_OBJECTIVE_:
Extract all data as written.

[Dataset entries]
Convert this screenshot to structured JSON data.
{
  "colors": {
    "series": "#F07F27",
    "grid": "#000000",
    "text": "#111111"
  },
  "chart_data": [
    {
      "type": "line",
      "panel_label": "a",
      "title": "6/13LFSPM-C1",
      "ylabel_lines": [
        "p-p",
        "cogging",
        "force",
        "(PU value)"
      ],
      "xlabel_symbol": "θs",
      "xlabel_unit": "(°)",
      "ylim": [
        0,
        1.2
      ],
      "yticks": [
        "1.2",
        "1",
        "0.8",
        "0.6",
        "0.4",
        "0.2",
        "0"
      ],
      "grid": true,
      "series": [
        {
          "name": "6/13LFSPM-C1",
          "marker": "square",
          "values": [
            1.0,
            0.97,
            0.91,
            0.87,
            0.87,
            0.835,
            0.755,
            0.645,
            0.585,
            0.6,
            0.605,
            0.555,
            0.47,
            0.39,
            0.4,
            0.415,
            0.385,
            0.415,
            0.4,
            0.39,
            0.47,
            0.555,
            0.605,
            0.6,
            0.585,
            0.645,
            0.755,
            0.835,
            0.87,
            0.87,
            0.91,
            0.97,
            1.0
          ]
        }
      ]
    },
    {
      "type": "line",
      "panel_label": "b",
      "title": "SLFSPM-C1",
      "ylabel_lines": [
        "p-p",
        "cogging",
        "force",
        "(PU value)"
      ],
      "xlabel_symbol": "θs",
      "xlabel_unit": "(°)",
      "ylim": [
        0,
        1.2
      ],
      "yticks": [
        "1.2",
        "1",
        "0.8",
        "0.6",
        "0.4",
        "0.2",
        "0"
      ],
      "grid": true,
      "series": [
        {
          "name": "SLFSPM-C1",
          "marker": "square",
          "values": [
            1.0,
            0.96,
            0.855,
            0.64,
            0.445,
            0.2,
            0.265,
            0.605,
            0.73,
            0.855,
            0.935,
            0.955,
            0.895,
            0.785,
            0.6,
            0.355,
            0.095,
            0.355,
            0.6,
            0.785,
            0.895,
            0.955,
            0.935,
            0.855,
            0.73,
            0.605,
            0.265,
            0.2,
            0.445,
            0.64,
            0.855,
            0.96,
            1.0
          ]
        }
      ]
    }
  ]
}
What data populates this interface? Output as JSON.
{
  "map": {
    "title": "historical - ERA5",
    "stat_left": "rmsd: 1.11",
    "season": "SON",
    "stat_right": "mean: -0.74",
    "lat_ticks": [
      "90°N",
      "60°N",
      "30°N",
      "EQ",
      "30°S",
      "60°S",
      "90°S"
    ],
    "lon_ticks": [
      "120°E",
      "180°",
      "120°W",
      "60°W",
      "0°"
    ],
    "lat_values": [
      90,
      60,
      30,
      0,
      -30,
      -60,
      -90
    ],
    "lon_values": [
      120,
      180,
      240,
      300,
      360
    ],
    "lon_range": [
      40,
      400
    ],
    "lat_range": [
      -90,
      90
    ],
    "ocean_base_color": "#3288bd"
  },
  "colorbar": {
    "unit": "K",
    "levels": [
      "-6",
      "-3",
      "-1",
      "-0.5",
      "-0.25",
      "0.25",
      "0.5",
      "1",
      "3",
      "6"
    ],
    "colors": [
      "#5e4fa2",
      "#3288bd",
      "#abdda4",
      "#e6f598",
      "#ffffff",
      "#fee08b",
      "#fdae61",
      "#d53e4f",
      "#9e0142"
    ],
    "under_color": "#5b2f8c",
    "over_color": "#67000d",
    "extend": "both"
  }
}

_IN RESPONSE_:
Convert this screenshot to structured JSON data.
{
  "colors": {
    "series": "#F07F27",
    "grid": "#000000",
    "text": "#111111"
  },
  "chart_data": [
    {
      "type": "line",
      "panel_label": "a",
      "title": "6/13LFSPM-C1",
      "ylabel_lines": [
        "p-p",
        "cogging",
        "force",
        "(PU value)"
      ],
      "xlabel_symbol": "θs",
      "xlabel_unit": "(°)",
      "ylim": [
        0,
        1.2
      ],
      "yticks": [
        "1.2",
        "1",
        "0.8",
        "0.6",
        "0.4",
        "0.2",
        "0"
      ],
      "grid": true,
      "series": [
        {
          "name": "6/13LFSPM-C1",
          "marker": "square",
          "values": [
            1.0,
            0.97,
            0.91,
            0.87,
            0.87,
            0.835,
            0.755,
            0.645,
            0.585,
            0.6,
            0.605,
            0.555,
            0.47,
            0.39,
            0.4,
            0.415,
            0.385,
            0.415,
            0.4,
            0.39,
            0.47,
            0.555,
            0.605,
            0.6,
            0.585,
            0.645,
            0.755,
            0.835,
            0.87,
            0.87,
            0.91,
            0.97,
            1.0
          ]
        }
      ]
    },
    {
      "type": "line",
      "panel_label": "b",
      "title": "SLFSPM-C1",
      "ylabel_lines": [
        "p-p",
        "cogging",
        "force",
        "(PU value)"
      ],
      "xlabel_symbol": "θs",
      "xlabel_unit": "(°)",
      "ylim": [
        0,
        1.2
      ],
      "yticks": [
        "1.2",
        "1",
        "0.8",
        "0.6",
        "0.4",
        "0.2",
        "0"
      ],
      "grid": true,
      "series": [
        {
          "name": "SLFSPM-C1",
          "marker": "square",
          "values": [
            1.0,
            0.96,
            0.855,
            0.64,
            0.445,
            0.2,
            0.265,
            0.605,
            0.73,
            0.855,
            0.935,
            0.955,
            0.895,
            0.785,
            0.6,
            0.355,
            0.095,
            0.355,
            0.6,
            0.785,
            0.895,
            0.955,
            0.935,
            0.855,
            0.73,
            0.605,
            0.265,
            0.2,
            0.445,
            0.64,
            0.855,
            0.96,
            1.0
          ]
        }
      ]
    }
  ]
}
What data populates this interface? Output as JSON.
{
  "map": {
    "title": "historical - ERA5",
    "stat_left": "rmsd: 1.11",
    "season": "SON",
    "stat_right": "mean: -0.74",
    "lat_ticks": [
      "90°N",
      "60°N",
      "30°N",
      "EQ",
      "30°S",
      "60°S",
      "90°S"
    ],
    "lon_ticks": [
      "120°E",
      "180°",
      "120°W",
      "60°W",
      "0°"
    ],
    "lat_values": [
      90,
      60,
      30,
      0,
      -30,
      -60,
      -90
    ],
    "lon_values": [
      120,
      180,
      240,
      300,
      360
    ],
    "lon_range": [
      40,
      400
    ],
    "lat_range": [
      -90,
      90
    ],
    "ocean_base_color": "#3288bd"
  },
  "colorbar": {
    "unit": "K",
    "levels": [
      "-6",
      "-3",
      "-1",
      "-0.5",
      "-0.25",
      "0.25",
      "0.5",
      "1",
      "3",
      "6"
    ],
    "colors": [
      "#5e4fa2",
      "#3288bd",
      "#abdda4",
      "#e6f598",
      "#ffffff",
      "#fee08b",
      "#fdae61",
      "#d53e4f",
      "#9e0142"
    ],
    "under_color": "#5b2f8c",
    "over_color": "#67000d",
    "extend": "both"
  }
}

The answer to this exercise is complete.